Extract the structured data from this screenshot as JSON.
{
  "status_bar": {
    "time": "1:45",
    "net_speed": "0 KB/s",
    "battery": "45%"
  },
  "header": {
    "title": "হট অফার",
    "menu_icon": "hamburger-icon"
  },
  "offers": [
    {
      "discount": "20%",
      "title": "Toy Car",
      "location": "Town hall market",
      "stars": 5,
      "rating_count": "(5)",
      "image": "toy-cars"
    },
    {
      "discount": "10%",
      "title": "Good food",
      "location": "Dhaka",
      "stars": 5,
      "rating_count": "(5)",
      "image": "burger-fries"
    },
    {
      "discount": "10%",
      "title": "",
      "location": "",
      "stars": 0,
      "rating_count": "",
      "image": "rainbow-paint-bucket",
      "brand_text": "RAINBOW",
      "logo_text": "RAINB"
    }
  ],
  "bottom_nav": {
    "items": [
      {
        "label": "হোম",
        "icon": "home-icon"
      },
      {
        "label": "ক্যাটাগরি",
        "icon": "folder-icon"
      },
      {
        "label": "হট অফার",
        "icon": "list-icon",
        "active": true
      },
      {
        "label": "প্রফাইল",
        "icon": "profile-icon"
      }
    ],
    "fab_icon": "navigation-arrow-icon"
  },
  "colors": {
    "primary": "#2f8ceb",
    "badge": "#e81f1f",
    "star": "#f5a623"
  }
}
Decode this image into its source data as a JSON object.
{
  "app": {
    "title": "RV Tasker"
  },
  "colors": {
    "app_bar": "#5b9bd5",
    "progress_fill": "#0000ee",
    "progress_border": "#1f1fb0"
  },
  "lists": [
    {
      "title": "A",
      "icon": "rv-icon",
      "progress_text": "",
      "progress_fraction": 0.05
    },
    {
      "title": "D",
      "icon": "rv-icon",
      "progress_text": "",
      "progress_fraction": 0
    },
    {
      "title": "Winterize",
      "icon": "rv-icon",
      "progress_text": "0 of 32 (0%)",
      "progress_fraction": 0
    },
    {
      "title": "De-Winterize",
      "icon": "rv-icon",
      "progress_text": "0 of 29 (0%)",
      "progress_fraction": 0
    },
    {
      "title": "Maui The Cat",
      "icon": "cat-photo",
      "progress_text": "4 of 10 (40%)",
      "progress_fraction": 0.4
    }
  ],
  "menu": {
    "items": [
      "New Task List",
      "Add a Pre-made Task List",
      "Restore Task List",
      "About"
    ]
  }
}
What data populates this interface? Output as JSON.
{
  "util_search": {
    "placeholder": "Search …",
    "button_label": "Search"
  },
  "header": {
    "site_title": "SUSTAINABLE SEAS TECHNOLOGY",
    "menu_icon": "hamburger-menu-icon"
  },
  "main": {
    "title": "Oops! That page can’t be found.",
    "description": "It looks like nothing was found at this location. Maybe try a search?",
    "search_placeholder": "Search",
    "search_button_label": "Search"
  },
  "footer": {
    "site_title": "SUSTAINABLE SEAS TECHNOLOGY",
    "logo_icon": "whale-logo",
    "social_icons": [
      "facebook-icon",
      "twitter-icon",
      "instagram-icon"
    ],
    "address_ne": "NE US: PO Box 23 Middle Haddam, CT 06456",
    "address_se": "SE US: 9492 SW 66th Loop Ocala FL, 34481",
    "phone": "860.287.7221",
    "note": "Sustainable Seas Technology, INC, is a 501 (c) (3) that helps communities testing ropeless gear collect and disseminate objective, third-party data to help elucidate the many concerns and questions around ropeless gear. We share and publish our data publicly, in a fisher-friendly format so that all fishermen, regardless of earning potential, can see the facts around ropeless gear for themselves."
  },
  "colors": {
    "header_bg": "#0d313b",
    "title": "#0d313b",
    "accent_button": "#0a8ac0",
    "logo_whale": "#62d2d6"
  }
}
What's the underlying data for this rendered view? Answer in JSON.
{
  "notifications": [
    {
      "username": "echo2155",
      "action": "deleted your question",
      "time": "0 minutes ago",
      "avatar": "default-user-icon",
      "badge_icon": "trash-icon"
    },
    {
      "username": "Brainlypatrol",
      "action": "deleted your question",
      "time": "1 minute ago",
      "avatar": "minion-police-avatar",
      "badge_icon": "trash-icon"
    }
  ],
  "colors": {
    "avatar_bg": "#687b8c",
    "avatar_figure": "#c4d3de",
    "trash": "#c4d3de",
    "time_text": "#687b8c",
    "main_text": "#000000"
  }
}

_WHAT YOU WILL DO_
Repeat the records above in full, character for character.

_THE RESPONSE_
Extract the structured data from this screenshot as JSON.
{
  "status_bar": {
    "time": "1:45",
    "net_speed": "0 KB/s",
    "battery": "45%"
  },
  "header": {
    "title": "হট অফার",
    "menu_icon": "hamburger-icon"
  },
  "offers": [
    {
      "discount": "20%",
      "title": "Toy Car",
      "location": "Town hall market",
      "stars": 5,
      "rating_count": "(5)",
      "image": "toy-cars"
    },
    {
      "discount": "10%",
      "title": "Good food",
      "location": "Dhaka",
      "stars": 5,
      "rating_count": "(5)",
      "image": "burger-fries"
    },
    {
      "discount": "10%",
      "title": "",
      "location": "",
      "stars": 0,
      "rating_count": "",
      "image": "rainbow-paint-bucket",
      "brand_text": "RAINBOW",
      "logo_text": "RAINB"
    }
  ],
  "bottom_nav": {
    "items": [
      {
        "label": "হোম",
        "icon": "home-icon"
      },
      {
        "label": "ক্যাটাগরি",
        "icon": "folder-icon"
      },
      {
        "label": "হট অফার",
        "icon": "list-icon",
        "active": true
      },
      {
        "label": "প্রফাইল",
        "icon": "profile-icon"
      }
    ],
    "fab_icon": "navigation-arrow-icon"
  },
  "colors": {
    "primary": "#2f8ceb",
    "badge": "#e81f1f",
    "star": "#f5a623"
  }
}
Decode this image into its source data as a JSON object.
{
  "app": {
    "title": "RV Tasker"
  },
  "colors": {
    "app_bar": "#5b9bd5",
    "progress_fill": "#0000ee",
    "progress_border": "#1f1fb0"
  },
  "lists": [
    {
      "title": "A",
      "icon": "rv-icon",
      "progress_text": "",
      "progress_fraction": 0.05
    },
    {
      "title": "D",
      "icon": "rv-icon",
      "progress_text": "",
      "progress_fraction": 0
    },
    {
      "title": "Winterize",
      "icon": "rv-icon",
      "progress_text": "0 of 32 (0%)",
      "progress_fraction": 0
    },
    {
      "title": "De-Winterize",
      "icon": "rv-icon",
      "progress_text": "0 of 29 (0%)",
      "progress_fraction": 0
    },
    {
      "title": "Maui The Cat",
      "icon": "cat-photo",
      "progress_text": "4 of 10 (40%)",
      "progress_fraction": 0.4
    }
  ],
  "menu": {
    "items": [
      "New Task List",
      "Add a Pre-made Task List",
      "Restore Task List",
      "About"
    ]
  }
}
What data populates this interface? Output as JSON.
{
  "util_search": {
    "placeholder": "Search …",
    "button_label": "Search"
  },
  "header": {
    "site_title": "SUSTAINABLE SEAS TECHNOLOGY",
    "menu_icon": "hamburger-menu-icon"
  },
  "main": {
    "title": "Oops! That page can’t be found.",
    "description": "It looks like nothing was found at this location. Maybe try a search?",
    "search_placeholder": "Search",
    "search_button_label": "Search"
  },
  "footer": {
    "site_title": "SUSTAINABLE SEAS TECHNOLOGY",
    "logo_icon": "whale-logo",
    "social_icons": [
      "facebook-icon",
      "twitter-icon",
      "instagram-icon"
    ],
    "address_ne": "NE US: PO Box 23 Middle Haddam, CT 06456",
    "address_se": "SE US: 9492 SW 66th Loop Ocala FL, 34481",
    "phone": "860.287.7221",
    "note": "Sustainable Seas Technology, INC, is a 501 (c) (3) that helps communities testing ropeless gear collect and disseminate objective, third-party data to help elucidate the many concerns and questions around ropeless gear. We share and publish our data publicly, in a fisher-friendly format so that all fishermen, regardless of earning potential, can see the facts around ropeless gear for themselves."
  },
  "colors": {
    "header_bg": "#0d313b",
    "title": "#0d313b",
    "accent_button": "#0a8ac0",
    "logo_whale": "#62d2d6"
  }
}
What's the underlying data for this rendered view? Answer in JSON.
{
  "notifications": [
    {
      "username": "echo2155",
      "action": "deleted your question",
      "time": "0 minutes ago",
      "avatar": "default-user-icon",
      "badge_icon": "trash-icon"
    },
    {
      "username": "Brainlypatrol",
      "action": "deleted your question",
      "time": "1 minute ago",
      "avatar": "minion-police-avatar",
      "badge_icon": "trash-icon"
    }
  ],
  "colors": {
    "avatar_bg": "#687b8c",
    "avatar_figure": "#c4d3de",
    "trash": "#c4d3de",
    "time_text": "#687b8c",
    "main_text": "#000000"
  }
}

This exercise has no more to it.